§ **Short exercise**:
Check each line of the records below and collect those holding "Franz".

§ **Data entries**:
□ □ □ □ □ □ □
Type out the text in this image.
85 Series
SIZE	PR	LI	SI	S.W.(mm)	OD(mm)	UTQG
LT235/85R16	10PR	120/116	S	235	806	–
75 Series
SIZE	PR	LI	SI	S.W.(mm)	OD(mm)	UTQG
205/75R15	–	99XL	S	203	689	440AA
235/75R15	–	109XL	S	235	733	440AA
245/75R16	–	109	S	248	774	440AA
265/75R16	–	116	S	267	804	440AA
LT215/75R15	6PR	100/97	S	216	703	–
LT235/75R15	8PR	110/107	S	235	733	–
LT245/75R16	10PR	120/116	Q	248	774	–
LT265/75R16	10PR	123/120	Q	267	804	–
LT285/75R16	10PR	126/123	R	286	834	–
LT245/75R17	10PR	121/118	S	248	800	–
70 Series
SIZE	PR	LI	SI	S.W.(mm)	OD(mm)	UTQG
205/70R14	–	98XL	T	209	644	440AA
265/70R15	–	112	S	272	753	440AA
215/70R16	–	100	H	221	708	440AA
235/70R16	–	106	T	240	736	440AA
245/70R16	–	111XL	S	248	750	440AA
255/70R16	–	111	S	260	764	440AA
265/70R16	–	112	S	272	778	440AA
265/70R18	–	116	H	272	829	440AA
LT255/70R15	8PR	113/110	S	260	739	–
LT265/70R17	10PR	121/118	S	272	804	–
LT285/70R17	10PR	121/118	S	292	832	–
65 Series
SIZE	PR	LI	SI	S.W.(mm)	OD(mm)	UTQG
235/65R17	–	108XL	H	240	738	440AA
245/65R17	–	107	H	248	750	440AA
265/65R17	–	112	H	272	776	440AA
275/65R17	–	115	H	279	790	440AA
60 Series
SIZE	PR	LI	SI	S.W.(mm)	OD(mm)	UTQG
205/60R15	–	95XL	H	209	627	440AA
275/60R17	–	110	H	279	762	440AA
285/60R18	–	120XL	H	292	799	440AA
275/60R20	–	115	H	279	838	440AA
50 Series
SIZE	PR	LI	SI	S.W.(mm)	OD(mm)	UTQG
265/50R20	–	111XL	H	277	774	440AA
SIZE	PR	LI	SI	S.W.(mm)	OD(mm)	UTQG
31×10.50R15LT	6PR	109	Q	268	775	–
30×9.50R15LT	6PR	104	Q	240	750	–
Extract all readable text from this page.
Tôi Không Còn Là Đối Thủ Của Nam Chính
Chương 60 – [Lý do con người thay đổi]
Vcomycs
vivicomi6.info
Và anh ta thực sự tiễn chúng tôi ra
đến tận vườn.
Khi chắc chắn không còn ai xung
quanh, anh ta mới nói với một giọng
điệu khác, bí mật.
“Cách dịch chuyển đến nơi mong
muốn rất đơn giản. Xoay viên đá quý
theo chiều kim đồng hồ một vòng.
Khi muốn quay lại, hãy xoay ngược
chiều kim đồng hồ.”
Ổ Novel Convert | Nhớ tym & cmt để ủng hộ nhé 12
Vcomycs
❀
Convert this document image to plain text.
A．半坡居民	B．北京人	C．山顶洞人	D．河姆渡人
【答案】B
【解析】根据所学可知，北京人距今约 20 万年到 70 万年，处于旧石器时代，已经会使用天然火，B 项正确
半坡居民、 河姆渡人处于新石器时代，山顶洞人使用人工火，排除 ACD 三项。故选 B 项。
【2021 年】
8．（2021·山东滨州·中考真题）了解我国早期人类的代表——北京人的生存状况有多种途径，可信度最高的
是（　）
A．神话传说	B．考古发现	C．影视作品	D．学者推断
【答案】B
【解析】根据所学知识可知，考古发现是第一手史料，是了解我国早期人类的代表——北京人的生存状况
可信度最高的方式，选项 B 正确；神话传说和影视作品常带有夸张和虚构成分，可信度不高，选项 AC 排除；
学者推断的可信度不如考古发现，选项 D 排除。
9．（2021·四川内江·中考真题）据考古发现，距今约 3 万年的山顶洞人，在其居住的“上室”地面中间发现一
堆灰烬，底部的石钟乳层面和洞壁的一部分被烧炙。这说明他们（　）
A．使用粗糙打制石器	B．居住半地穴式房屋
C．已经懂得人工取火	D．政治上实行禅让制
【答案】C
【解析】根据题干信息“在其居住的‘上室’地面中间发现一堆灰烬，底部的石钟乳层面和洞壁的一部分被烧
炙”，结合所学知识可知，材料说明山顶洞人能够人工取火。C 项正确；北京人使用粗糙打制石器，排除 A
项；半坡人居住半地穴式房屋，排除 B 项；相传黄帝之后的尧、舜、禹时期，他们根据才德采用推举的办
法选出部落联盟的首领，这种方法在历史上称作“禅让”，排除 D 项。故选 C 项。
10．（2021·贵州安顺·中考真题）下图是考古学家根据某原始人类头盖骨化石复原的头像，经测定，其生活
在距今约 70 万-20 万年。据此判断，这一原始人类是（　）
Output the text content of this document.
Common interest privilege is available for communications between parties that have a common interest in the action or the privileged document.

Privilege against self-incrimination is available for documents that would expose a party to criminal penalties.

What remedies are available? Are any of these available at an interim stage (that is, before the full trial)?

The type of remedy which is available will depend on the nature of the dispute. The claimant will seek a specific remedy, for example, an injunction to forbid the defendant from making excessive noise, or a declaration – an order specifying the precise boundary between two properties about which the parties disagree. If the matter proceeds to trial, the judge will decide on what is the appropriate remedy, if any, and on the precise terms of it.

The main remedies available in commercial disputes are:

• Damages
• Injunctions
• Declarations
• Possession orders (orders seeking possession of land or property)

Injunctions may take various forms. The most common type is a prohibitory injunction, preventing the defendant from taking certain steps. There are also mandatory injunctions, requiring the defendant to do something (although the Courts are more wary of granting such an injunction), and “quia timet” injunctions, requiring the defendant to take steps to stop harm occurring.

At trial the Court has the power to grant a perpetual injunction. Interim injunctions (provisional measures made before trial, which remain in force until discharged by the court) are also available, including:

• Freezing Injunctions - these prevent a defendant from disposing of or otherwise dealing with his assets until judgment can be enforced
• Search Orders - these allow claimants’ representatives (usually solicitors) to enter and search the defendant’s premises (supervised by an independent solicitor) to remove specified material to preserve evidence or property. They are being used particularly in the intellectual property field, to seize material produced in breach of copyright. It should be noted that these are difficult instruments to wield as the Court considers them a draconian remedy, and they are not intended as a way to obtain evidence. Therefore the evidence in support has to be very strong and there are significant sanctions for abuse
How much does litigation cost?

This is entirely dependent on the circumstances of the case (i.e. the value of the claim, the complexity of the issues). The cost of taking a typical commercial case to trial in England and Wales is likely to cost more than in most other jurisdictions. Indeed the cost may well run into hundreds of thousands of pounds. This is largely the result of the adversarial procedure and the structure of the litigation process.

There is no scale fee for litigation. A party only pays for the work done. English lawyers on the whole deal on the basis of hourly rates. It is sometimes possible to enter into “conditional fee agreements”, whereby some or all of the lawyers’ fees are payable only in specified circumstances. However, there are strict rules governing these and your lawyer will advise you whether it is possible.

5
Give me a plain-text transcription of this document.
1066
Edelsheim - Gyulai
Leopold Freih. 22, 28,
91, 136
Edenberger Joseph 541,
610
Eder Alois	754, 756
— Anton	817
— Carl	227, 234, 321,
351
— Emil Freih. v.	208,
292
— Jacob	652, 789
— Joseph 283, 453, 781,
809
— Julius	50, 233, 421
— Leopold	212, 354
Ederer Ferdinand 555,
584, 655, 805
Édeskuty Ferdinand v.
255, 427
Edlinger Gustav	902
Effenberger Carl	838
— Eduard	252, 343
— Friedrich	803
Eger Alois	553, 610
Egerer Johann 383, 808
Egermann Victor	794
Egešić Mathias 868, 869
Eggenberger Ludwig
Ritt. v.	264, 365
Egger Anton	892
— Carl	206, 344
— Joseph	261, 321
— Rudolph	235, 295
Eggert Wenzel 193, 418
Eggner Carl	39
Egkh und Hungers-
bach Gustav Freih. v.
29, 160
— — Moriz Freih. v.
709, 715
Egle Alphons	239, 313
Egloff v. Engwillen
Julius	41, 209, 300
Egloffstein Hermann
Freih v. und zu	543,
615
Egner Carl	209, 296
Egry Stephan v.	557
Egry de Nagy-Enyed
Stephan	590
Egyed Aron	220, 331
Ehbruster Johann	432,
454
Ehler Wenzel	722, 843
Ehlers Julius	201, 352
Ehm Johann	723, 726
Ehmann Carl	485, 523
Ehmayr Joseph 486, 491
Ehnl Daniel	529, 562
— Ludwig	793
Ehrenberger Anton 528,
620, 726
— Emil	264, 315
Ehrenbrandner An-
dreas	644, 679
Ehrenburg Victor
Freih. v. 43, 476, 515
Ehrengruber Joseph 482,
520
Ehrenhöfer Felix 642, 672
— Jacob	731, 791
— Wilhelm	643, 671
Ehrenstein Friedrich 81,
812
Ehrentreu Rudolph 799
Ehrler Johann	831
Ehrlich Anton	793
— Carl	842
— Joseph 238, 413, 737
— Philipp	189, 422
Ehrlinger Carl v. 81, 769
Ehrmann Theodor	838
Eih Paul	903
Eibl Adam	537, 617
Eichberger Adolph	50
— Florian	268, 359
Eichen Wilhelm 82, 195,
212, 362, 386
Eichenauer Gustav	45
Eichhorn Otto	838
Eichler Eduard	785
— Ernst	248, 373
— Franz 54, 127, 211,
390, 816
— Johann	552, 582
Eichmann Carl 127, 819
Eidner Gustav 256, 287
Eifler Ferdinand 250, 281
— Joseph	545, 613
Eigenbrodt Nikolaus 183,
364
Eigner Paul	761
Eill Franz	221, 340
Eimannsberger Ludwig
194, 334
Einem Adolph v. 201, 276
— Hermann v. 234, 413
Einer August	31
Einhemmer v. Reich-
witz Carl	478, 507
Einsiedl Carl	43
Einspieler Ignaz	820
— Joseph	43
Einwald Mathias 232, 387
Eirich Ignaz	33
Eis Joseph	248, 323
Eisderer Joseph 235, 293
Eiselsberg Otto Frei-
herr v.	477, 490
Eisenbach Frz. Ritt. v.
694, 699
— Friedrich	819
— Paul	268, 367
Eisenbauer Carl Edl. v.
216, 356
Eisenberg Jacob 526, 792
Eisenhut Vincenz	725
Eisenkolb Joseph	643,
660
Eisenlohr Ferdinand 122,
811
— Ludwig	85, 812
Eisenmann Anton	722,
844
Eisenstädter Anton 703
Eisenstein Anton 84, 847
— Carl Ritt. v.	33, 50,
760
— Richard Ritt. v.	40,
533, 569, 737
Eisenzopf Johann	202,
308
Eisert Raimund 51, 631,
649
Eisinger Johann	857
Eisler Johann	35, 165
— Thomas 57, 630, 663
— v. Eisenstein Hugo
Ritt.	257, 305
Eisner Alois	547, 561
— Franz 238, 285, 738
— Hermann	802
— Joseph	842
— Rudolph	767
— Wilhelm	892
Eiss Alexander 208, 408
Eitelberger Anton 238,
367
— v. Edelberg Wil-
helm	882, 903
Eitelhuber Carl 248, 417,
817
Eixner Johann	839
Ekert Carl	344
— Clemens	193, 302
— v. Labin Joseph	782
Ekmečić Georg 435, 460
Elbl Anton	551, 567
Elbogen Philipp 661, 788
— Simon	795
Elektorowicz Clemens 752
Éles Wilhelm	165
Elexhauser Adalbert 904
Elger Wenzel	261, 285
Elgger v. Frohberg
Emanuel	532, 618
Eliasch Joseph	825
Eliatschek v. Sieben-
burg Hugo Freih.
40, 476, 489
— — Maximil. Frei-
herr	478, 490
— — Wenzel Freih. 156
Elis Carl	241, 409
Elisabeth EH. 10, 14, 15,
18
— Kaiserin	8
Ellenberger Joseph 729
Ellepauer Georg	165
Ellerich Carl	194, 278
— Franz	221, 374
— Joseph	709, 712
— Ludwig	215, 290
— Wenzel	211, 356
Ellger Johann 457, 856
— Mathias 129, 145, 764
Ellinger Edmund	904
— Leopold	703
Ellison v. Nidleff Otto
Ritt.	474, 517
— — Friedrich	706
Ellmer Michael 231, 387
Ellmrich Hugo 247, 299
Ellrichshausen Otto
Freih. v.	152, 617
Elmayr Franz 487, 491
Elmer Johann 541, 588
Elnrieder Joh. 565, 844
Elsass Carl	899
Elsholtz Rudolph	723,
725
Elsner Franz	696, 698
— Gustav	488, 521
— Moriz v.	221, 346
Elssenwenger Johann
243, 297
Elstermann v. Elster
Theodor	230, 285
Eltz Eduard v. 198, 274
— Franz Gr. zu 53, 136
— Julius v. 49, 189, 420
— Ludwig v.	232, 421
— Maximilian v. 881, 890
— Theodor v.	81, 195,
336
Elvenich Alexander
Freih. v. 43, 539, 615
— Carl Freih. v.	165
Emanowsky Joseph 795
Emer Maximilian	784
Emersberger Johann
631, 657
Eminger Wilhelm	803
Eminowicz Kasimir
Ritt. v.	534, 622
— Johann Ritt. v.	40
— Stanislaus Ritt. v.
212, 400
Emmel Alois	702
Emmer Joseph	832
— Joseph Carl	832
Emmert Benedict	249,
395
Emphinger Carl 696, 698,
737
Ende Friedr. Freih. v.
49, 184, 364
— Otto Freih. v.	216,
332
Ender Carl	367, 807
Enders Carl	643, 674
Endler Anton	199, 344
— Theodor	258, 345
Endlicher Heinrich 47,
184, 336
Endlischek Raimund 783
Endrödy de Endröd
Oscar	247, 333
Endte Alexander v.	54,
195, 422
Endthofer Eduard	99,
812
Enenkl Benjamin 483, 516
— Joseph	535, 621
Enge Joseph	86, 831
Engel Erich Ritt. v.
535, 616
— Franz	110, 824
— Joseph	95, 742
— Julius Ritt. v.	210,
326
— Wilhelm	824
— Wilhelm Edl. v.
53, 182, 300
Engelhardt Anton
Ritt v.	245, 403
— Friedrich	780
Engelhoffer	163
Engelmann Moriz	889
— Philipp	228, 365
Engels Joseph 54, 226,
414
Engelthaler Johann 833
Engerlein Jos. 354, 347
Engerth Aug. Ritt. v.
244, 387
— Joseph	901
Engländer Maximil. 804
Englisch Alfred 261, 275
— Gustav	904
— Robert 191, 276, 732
□ □ □ □ □ □ □
§ **The reply**:
— Franz 54, 127, 211,
Eill Franz	221, 340
— Franz 238, 285, 738
— Franz	221, 374
Elmayr Franz 487, 491
Elsner Franz	696, 698
— Franz Gr. zu 53, 136
— Franz	110, 824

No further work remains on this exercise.